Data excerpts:
* start *

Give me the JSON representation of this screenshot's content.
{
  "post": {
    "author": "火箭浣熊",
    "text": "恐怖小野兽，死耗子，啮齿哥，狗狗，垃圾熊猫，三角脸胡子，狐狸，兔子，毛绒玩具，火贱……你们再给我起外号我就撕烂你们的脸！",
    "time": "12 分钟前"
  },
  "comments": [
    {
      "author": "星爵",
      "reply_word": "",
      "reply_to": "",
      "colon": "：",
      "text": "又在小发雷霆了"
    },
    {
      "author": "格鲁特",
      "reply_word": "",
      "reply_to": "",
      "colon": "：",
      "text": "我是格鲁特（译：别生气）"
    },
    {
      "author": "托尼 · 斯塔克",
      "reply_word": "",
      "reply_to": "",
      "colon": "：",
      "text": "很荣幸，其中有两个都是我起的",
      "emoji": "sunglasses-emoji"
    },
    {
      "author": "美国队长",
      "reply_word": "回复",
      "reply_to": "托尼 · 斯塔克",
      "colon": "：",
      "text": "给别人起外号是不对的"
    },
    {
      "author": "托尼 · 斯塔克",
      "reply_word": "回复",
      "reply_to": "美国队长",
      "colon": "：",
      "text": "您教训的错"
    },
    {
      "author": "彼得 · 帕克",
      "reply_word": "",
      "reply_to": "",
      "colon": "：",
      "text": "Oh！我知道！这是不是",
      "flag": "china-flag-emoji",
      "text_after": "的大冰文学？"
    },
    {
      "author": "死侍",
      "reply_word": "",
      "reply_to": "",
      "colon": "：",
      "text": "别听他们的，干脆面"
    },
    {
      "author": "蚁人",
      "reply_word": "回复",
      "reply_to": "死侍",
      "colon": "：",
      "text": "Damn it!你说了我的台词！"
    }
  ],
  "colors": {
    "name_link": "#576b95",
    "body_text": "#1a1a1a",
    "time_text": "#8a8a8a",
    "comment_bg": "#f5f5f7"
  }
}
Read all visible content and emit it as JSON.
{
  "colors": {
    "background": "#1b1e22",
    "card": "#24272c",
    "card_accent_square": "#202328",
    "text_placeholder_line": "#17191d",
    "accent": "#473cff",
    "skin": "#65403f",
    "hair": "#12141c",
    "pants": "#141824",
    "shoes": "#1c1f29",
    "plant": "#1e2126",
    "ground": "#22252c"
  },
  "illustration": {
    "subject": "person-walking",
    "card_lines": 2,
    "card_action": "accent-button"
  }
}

* end *

__Task prompt__: Every record above needs to be repeated word for word.

__Right answer__:
Give me the JSON representation of this screenshot's content.
{
  "post": {
    "author": "火箭浣熊",
    "text": "恐怖小野兽，死耗子，啮齿哥，狗狗，垃圾熊猫，三角脸胡子，狐狸，兔子，毛绒玩具，火贱……你们再给我起外号我就撕烂你们的脸！",
    "time": "12 分钟前"
  },
  "comments": [
    {
      "author": "星爵",
      "reply_word": "",
      "reply_to": "",
      "colon": "：",
      "text": "又在小发雷霆了"
    },
    {
      "author": "格鲁特",
      "reply_word": "",
      "reply_to": "",
      "colon": "：",
      "text": "我是格鲁特（译：别生气）"
    },
    {
      "author": "托尼 · 斯塔克",
      "reply_word": "",
      "reply_to": "",
      "colon": "：",
      "text": "很荣幸，其中有两个都是我起的",
      "emoji": "sunglasses-emoji"
    },
    {
      "author": "美国队长",
      "reply_word": "回复",
      "reply_to": "托尼 · 斯塔克",
      "colon": "：",
      "text": "给别人起外号是不对的"
    },
    {
      "author": "托尼 · 斯塔克",
      "reply_word": "回复",
      "reply_to": "美国队长",
      "colon": "：",
      "text": "您教训的错"
    },
    {
      "author": "彼得 · 帕克",
      "reply_word": "",
      "reply_to": "",
      "colon": "：",
      "text": "Oh！我知道！这是不是",
      "flag": "china-flag-emoji",
      "text_after": "的大冰文学？"
    },
    {
      "author": "死侍",
      "reply_word": "",
      "reply_to": "",
      "colon": "：",
      "text": "别听他们的，干脆面"
    },
    {
      "author": "蚁人",
      "reply_word": "回复",
      "reply_to": "死侍",
      "colon": "：",
      "text": "Damn it!你说了我的台词！"
    }
  ],
  "colors": {
    "name_link": "#576b95",
    "body_text": "#1a1a1a",
    "time_text": "#8a8a8a",
    "comment_bg": "#f5f5f7"
  }
}
Read all visible content and emit it as JSON.
{
  "colors": {
    "background": "#1b1e22",
    "card": "#24272c",
    "card_accent_square": "#202328",
    "text_placeholder_line": "#17191d",
    "accent": "#473cff",
    "skin": "#65403f",
    "hair": "#12141c",
    "pants": "#141824",
    "shoes": "#1c1f29",
    "plant": "#1e2126",
    "ground": "#22252c"
  },
  "illustration": {
    "subject": "person-walking",
    "card_lines": 2,
    "card_action": "accent-button"
  }
}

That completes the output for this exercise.